■ Supplied records:
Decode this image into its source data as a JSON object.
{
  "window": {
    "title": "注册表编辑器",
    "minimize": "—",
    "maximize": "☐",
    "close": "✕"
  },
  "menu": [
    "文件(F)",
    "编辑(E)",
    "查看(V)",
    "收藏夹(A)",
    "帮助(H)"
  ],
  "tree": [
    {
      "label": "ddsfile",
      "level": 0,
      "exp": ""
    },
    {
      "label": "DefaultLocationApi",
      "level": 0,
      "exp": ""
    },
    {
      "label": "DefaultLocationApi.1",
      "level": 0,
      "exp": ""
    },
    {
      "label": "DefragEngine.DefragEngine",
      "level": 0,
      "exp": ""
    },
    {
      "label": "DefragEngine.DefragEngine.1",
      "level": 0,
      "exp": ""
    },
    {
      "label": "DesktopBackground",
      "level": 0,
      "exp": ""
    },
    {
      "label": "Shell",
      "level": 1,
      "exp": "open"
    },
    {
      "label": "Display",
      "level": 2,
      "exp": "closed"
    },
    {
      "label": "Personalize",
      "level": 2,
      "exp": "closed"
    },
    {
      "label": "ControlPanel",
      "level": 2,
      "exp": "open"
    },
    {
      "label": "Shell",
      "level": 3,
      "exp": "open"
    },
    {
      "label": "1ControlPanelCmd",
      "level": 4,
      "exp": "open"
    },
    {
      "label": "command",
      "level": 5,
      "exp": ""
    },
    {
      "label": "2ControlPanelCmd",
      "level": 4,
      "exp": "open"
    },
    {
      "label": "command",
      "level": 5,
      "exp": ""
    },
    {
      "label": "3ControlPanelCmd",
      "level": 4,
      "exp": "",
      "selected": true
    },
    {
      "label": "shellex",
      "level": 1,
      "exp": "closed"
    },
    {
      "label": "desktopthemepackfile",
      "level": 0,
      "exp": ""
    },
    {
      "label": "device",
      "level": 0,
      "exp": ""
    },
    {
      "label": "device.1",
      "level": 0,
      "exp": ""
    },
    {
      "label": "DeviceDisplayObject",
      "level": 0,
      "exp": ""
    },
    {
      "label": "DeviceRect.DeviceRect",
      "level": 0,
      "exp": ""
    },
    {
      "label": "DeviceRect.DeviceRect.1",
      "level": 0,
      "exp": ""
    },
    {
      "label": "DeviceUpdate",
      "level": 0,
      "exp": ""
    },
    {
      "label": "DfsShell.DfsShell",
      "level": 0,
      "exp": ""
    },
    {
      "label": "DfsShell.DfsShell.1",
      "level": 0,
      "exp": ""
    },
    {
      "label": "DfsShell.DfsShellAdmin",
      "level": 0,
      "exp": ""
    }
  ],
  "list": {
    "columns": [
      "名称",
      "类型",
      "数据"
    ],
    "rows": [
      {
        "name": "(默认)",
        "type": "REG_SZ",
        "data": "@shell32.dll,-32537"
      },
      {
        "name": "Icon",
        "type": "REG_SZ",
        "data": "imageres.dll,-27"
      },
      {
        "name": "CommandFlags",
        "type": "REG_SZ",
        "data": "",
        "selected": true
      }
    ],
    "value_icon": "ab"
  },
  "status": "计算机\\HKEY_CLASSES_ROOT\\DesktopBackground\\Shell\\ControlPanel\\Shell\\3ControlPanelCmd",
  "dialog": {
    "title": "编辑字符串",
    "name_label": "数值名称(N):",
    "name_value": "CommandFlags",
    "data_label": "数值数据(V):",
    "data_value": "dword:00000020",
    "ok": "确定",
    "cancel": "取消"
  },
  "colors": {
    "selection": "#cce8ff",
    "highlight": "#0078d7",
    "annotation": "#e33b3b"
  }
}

■ Instructions for the task: Write out every entry verbatim.

■ Solution to this exercise:
Decode this image into its source data as a JSON object.
{
  "window": {
    "title": "注册表编辑器",
    "minimize": "—",
    "maximize": "☐",
    "close": "✕"
  },
  "menu": [
    "文件(F)",
    "编辑(E)",
    "查看(V)",
    "收藏夹(A)",
    "帮助(H)"
  ],
  "tree": [
    {
      "label": "ddsfile",
      "level": 0,
      "exp": ""
    },
    {
      "label": "DefaultLocationApi",
      "level": 0,
      "exp": ""
    },
    {
      "label": "DefaultLocationApi.1",
      "level": 0,
      "exp": ""
    },
    {
      "label": "DefragEngine.DefragEngine",
      "level": 0,
      "exp": ""
    },
    {
      "label": "DefragEngine.DefragEngine.1",
      "level": 0,
      "exp": ""
    },
    {
      "label": "DesktopBackground",
      "level": 0,
      "exp": ""
    },
    {
      "label": "Shell",
      "level": 1,
      "exp": "open"
    },
    {
      "label": "Display",
      "level": 2,
      "exp": "closed"
    },
    {
      "label": "Personalize",
      "level": 2,
      "exp": "closed"
    },
    {
      "label": "ControlPanel",
      "level": 2,
      "exp": "open"
    },
    {
      "label": "Shell",
      "level": 3,
      "exp": "open"
    },
    {
      "label": "1ControlPanelCmd",
      "level": 4,
      "exp": "open"
    },
    {
      "label": "command",
      "level": 5,
      "exp": ""
    },
    {
      "label": "2ControlPanelCmd",
      "level": 4,
      "exp": "open"
    },
    {
      "label": "command",
      "level": 5,
      "exp": ""
    },
    {
      "label": "3ControlPanelCmd",
      "level": 4,
      "exp": "",
      "selected": true
    },
    {
      "label": "shellex",
      "level": 1,
      "exp": "closed"
    },
    {
      "label": "desktopthemepackfile",
      "level": 0,
      "exp": ""
    },
    {
      "label": "device",
      "level": 0,
      "exp": ""
    },
    {
      "label": "device.1",
      "level": 0,
      "exp": ""
    },
    {
      "label": "DeviceDisplayObject",
      "level": 0,
      "exp": ""
    },
    {
      "label": "DeviceRect.DeviceRect",
      "level": 0,
      "exp": ""
    },
    {
      "label": "DeviceRect.DeviceRect.1",
      "level": 0,
      "exp": ""
    },
    {
      "label": "DeviceUpdate",
      "level": 0,
      "exp": ""
    },
    {
      "label": "DfsShell.DfsShell",
      "level": 0,
      "exp": ""
    },
    {
      "label": "DfsShell.DfsShell.1",
      "level": 0,
      "exp": ""
    },
    {
      "label": "DfsShell.DfsShellAdmin",
      "level": 0,
      "exp": ""
    }
  ],
  "list": {
    "columns": [
      "名称",
      "类型",
      "数据"
    ],
    "rows": [
      {
        "name": "(默认)",
        "type": "REG_SZ",
        "data": "@shell32.dll,-32537"
      },
      {
        "name": "Icon",
        "type": "REG_SZ",
        "data": "imageres.dll,-27"
      },
      {
        "name": "CommandFlags",
        "type": "REG_SZ",
        "data": "",
        "selected": true
      }
    ],
    "value_icon": "ab"
  },
  "status": "计算机\\HKEY_CLASSES_ROOT\\DesktopBackground\\Shell\\ControlPanel\\Shell\\3ControlPanelCmd",
  "dialog": {
    "title": "编辑字符串",
    "name_label": "数值名称(N):",
    "name_value": "CommandFlags",
    "data_label": "数值数据(V):",
    "data_value": "dword:00000020",
    "ok": "确定",
    "cancel": "取消"
  },
  "colors": {
    "selection": "#cce8ff",
    "highlight": "#0078d7",
    "annotation": "#e33b3b"
  }
}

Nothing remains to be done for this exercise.